◆ **What you have to do**: In the entries below, identify every line with the string "Residential" and copy it.

[Records about charts and figures]
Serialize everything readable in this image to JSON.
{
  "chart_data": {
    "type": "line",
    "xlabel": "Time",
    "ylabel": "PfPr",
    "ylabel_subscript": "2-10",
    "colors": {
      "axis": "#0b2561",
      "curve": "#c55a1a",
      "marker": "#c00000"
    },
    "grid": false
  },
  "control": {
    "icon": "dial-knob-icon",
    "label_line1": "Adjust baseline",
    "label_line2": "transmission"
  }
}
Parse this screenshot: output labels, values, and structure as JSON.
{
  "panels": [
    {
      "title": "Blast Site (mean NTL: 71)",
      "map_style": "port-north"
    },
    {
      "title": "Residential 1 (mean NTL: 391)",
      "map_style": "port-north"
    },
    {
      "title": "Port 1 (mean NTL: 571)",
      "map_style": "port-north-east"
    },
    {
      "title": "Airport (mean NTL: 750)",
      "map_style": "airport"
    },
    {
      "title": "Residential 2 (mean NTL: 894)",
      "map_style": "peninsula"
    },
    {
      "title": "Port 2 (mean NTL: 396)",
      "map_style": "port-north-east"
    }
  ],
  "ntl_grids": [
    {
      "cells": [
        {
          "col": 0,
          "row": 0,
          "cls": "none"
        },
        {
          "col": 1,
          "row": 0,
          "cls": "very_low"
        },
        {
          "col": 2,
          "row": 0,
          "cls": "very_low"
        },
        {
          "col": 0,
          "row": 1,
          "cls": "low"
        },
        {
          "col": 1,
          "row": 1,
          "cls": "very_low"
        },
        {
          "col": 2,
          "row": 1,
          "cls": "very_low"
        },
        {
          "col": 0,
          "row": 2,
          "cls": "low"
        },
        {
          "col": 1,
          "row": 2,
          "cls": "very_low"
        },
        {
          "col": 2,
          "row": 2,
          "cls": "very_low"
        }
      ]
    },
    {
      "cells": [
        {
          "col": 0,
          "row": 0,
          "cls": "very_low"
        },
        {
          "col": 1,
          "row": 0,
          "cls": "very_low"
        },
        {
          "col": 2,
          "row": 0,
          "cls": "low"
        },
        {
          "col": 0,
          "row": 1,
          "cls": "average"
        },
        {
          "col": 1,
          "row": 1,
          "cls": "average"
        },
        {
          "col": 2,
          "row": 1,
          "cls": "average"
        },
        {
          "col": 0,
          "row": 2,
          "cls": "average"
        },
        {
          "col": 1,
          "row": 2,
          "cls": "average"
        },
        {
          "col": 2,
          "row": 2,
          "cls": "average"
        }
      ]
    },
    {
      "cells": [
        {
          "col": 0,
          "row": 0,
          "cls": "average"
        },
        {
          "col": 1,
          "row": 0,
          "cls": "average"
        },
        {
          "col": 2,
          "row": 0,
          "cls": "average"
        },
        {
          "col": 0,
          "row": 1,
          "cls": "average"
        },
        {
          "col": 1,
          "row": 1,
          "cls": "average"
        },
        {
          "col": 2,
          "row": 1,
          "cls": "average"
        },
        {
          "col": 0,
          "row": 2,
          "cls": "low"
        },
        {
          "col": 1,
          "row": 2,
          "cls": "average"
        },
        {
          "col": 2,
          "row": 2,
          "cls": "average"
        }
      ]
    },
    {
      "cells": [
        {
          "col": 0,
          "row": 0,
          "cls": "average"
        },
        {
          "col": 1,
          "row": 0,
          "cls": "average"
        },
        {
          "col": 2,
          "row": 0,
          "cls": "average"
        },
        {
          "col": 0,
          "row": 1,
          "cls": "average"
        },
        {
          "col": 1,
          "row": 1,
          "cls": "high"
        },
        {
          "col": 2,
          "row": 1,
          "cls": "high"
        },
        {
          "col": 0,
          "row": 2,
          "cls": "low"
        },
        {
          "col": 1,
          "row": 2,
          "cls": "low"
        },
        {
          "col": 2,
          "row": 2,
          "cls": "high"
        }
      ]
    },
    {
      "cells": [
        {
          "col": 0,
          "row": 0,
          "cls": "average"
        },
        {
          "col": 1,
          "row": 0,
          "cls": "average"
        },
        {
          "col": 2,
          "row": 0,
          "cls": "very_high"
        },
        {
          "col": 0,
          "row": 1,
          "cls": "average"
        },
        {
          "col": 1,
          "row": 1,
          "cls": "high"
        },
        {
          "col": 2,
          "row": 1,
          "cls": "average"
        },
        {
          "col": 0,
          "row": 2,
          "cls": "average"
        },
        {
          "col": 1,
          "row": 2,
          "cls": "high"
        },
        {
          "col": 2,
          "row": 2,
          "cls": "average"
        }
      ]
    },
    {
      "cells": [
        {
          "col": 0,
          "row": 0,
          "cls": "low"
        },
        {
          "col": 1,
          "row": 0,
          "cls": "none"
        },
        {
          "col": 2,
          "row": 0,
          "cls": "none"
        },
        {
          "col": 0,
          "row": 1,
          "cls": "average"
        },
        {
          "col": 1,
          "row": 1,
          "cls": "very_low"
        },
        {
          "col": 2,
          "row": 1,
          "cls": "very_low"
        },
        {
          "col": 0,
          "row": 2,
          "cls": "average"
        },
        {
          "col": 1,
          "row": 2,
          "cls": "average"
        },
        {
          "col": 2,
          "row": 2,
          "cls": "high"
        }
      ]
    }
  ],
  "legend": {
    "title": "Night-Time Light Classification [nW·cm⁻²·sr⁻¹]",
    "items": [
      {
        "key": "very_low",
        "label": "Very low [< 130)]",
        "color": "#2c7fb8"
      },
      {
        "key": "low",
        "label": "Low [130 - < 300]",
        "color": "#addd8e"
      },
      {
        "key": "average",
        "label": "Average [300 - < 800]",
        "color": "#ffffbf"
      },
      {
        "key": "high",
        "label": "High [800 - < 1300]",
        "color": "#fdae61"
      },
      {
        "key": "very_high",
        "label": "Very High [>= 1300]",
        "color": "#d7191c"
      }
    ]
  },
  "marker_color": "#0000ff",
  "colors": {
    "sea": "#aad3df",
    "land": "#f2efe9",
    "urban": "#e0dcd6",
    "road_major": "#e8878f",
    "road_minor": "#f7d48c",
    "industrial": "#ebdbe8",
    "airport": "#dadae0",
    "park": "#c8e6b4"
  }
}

◆ **Final answer**:
      "title": "Residential 1 (mean NTL: 391)",
      "title": "Residential 2 (mean NTL: 894)",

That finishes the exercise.